* **GIVEN DATA**
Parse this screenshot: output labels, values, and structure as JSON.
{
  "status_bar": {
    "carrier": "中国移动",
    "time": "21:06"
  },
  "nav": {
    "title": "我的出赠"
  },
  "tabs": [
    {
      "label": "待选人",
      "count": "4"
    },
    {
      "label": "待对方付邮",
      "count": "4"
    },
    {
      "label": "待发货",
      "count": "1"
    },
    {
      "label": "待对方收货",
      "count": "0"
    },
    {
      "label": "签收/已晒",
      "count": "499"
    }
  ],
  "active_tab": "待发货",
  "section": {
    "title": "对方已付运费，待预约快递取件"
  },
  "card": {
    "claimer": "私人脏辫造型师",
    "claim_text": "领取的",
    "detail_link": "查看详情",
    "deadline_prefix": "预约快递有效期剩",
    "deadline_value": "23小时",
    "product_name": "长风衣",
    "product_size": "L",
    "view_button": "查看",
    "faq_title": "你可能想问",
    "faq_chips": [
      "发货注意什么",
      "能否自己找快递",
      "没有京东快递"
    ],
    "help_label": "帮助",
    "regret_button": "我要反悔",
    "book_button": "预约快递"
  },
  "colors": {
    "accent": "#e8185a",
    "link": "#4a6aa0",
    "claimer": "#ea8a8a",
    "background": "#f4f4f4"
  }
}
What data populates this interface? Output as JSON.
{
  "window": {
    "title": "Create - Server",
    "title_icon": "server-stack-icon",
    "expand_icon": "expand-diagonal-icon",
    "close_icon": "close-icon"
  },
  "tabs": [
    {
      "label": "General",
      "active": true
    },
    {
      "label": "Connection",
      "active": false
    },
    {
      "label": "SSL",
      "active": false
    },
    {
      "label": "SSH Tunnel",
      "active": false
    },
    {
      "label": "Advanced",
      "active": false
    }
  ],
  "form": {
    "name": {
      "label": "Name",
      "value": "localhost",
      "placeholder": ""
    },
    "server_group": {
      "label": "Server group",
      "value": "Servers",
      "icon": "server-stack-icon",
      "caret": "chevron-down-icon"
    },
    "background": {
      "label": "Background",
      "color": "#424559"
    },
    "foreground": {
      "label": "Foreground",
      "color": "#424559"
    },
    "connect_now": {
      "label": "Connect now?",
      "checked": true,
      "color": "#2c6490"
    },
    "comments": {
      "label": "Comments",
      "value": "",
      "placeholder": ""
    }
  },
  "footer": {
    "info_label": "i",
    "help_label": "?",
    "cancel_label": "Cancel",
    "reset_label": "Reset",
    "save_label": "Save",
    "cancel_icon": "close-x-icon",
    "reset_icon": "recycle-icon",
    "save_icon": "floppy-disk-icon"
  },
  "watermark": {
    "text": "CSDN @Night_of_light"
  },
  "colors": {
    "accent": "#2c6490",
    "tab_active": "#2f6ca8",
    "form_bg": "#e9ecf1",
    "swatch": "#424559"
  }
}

* **EXERCISE GOAL**
Repeat, character for character, the lines from the one that holds "What data populates" to the final line of the material, inclusive, and no other lines.

* **FULL RESPONSE**
What data populates this interface? Output as JSON.
{
  "window": {
    "title": "Create - Server",
    "title_icon": "server-stack-icon",
    "expand_icon": "expand-diagonal-icon",
    "close_icon": "close-icon"
  },
  "tabs": [
    {
      "label": "General",
      "active": true
    },
    {
      "label": "Connection",
      "active": false
    },
    {
      "label": "SSL",
      "active": false
    },
    {
      "label": "SSH Tunnel",
      "active": false
    },
    {
      "label": "Advanced",
      "active": false
    }
  ],
  "form": {
    "name": {
      "label": "Name",
      "value": "localhost",
      "placeholder": ""
    },
    "server_group": {
      "label": "Server group",
      "value": "Servers",
      "icon": "server-stack-icon",
      "caret": "chevron-down-icon"
    },
    "background": {
      "label": "Background",
      "color": "#424559"
    },
    "foreground": {
      "label": "Foreground",
      "color": "#424559"
    },
    "connect_now": {
      "label": "Connect now?",
      "checked": true,
      "color": "#2c6490"
    },
    "comments": {
      "label": "Comments",
      "value": "",
      "placeholder": ""
    }
  },
  "footer": {
    "info_label": "i",
    "help_label": "?",
    "cancel_label": "Cancel",
    "reset_label": "Reset",
    "save_label": "Save",
    "cancel_icon": "close-x-icon",
    "reset_icon": "recycle-icon",
    "save_icon": "floppy-disk-icon"
  },
  "watermark": {
    "text": "CSDN @Night_of_light"
  },
  "colors": {
    "accent": "#2c6490",
    "tab_active": "#2f6ca8",
    "form_bg": "#e9ecf1",
    "swatch": "#424559"
  }
}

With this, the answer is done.